Copy out each line of the data that holds the word "values".

——————————

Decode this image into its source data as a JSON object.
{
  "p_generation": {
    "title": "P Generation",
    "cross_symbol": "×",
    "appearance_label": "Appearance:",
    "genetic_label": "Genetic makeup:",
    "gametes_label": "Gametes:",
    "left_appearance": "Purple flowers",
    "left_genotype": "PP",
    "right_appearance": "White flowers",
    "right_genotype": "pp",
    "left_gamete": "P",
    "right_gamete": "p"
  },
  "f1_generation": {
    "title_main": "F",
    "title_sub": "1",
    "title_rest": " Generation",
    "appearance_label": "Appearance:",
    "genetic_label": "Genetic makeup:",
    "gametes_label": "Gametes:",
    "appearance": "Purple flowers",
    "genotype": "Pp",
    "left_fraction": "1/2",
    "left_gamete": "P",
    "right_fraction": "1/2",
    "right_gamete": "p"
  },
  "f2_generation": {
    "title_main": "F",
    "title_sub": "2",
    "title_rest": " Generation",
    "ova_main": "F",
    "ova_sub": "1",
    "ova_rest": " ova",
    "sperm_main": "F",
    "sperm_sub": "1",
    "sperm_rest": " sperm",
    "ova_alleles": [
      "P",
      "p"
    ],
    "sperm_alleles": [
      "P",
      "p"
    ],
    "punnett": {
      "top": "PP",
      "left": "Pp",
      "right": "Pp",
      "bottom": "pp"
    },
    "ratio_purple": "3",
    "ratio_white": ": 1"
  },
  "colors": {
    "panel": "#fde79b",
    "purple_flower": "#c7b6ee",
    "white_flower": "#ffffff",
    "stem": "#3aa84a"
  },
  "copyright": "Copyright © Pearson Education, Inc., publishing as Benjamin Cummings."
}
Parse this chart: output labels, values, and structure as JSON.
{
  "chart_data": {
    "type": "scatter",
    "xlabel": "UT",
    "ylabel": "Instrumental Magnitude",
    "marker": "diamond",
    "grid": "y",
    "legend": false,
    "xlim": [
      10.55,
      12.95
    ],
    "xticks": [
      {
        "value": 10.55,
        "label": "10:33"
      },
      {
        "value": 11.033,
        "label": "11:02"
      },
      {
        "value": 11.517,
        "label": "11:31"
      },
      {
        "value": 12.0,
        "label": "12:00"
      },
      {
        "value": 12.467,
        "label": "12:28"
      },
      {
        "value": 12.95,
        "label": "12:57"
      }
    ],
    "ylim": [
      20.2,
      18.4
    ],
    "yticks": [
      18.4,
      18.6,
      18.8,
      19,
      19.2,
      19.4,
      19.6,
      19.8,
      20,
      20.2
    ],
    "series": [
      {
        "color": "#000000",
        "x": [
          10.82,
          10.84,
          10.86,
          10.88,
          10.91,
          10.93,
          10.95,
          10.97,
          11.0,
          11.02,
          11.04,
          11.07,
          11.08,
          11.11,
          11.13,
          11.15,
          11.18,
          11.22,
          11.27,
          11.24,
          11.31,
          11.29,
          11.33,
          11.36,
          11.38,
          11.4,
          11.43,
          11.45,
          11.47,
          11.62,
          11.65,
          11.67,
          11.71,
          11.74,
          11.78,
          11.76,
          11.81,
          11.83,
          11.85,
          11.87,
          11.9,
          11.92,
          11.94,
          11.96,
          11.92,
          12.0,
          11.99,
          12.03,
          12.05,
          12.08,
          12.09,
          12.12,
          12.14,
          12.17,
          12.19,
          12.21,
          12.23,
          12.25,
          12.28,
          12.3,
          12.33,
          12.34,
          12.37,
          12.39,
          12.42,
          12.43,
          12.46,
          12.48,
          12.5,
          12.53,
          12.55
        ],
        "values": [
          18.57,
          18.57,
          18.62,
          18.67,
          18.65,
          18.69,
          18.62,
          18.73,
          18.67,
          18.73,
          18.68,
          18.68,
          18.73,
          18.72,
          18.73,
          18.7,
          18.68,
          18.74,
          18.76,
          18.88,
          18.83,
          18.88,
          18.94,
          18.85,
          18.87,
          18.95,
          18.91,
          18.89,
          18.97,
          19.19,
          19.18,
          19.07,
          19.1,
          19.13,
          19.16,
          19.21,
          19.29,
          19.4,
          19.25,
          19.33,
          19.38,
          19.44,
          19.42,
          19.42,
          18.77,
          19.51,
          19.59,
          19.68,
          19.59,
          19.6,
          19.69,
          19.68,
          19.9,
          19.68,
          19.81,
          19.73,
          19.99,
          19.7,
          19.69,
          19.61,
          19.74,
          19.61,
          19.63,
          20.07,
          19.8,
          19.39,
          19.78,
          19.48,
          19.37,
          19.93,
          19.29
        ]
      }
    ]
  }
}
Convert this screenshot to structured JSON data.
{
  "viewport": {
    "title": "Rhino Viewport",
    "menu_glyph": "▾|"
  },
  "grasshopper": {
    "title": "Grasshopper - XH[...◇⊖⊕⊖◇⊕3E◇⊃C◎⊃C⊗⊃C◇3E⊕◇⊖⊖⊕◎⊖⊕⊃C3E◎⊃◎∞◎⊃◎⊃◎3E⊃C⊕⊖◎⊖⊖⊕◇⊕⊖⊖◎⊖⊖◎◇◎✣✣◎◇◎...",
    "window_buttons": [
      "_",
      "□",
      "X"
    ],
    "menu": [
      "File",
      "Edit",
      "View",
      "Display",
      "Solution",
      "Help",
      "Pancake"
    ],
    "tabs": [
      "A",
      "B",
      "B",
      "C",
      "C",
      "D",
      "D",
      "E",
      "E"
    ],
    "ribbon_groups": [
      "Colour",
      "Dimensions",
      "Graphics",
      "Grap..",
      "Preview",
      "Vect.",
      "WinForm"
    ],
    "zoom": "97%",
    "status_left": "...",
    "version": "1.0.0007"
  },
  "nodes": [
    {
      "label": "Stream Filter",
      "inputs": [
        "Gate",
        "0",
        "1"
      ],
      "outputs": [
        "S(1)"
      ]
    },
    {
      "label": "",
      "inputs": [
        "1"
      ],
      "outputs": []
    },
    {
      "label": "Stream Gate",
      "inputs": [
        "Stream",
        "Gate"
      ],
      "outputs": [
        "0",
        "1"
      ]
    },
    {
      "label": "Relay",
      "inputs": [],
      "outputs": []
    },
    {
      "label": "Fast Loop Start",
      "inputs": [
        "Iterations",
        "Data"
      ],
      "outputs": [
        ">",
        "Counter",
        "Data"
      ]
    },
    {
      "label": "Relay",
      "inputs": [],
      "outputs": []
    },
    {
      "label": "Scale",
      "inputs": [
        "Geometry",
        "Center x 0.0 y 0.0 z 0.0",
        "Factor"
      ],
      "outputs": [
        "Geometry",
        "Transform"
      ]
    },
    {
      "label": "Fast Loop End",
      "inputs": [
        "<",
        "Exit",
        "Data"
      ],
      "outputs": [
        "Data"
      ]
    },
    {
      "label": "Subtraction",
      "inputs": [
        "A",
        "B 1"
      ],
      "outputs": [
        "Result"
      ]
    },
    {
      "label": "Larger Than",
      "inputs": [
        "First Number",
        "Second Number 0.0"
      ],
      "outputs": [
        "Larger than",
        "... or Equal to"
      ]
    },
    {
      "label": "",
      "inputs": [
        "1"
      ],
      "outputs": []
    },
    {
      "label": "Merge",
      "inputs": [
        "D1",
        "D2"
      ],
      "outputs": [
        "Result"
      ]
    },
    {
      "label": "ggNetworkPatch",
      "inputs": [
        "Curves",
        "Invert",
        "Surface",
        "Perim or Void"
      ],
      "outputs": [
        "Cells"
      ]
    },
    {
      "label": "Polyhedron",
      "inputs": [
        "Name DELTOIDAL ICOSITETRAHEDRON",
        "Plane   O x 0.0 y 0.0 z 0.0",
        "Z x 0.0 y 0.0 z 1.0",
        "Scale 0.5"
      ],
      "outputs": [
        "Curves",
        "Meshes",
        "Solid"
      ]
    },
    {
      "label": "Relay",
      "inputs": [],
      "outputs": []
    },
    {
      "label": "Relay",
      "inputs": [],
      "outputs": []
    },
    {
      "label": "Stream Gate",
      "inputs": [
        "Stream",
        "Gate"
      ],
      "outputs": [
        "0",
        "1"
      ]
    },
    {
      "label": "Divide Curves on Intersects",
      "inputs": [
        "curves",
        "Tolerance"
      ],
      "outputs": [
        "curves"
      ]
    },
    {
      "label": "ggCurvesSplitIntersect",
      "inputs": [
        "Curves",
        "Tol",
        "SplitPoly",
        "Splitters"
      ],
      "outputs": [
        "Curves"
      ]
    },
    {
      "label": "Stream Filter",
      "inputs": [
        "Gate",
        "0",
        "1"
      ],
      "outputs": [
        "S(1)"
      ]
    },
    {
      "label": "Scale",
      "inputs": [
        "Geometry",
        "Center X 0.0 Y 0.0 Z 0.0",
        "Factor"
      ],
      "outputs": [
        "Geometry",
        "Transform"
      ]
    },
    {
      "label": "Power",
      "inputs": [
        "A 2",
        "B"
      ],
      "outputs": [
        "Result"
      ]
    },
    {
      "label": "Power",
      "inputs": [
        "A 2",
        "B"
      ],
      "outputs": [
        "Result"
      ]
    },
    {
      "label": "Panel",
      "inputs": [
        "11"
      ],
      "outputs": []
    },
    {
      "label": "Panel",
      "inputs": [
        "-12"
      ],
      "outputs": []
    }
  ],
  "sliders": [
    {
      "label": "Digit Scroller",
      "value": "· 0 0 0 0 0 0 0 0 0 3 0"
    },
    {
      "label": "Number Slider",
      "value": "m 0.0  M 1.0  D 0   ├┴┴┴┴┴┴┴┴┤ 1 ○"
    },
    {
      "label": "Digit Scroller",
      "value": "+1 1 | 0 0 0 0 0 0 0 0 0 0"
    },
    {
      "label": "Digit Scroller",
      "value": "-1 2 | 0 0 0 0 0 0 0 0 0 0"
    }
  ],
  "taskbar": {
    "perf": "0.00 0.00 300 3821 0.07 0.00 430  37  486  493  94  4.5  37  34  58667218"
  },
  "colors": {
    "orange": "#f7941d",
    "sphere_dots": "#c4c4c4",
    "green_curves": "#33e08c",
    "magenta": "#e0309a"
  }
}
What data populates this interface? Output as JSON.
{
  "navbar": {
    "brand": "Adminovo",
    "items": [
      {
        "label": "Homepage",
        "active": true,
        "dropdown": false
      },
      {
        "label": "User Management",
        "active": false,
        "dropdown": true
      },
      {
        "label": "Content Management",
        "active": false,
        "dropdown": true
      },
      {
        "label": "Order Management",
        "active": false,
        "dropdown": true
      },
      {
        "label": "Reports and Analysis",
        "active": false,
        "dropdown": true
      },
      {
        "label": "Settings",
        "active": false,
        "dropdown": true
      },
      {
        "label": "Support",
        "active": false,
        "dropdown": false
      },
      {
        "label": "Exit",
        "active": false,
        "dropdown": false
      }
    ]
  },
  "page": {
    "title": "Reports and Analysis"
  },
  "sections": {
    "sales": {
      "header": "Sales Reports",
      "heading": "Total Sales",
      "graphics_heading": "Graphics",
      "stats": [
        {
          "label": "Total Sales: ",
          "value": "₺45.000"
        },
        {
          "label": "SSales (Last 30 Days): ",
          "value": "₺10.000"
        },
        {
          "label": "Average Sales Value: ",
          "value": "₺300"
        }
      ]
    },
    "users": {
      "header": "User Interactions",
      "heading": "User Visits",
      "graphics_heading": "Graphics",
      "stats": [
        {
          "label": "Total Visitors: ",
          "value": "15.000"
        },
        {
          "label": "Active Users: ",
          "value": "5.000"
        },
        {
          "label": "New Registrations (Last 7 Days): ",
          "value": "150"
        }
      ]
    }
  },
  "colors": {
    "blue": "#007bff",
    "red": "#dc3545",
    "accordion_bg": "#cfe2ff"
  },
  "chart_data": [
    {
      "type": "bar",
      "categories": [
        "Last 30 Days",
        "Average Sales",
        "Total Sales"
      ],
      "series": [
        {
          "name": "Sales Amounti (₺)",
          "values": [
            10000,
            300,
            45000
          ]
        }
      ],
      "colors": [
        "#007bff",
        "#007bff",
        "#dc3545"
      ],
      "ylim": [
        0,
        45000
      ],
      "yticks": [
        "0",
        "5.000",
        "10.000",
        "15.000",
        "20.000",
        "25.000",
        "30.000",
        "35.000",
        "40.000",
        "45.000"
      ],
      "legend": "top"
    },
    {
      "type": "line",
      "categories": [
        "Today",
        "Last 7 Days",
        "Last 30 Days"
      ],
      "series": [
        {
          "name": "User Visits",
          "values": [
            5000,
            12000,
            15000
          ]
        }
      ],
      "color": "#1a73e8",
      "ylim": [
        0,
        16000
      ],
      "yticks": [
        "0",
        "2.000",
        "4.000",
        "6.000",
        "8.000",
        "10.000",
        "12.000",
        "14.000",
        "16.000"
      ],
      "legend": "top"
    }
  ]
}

——————————

**Result**
Parse this chart: output labels, values, and structure as JSON.
        "values": [
          "values": [
          "values": [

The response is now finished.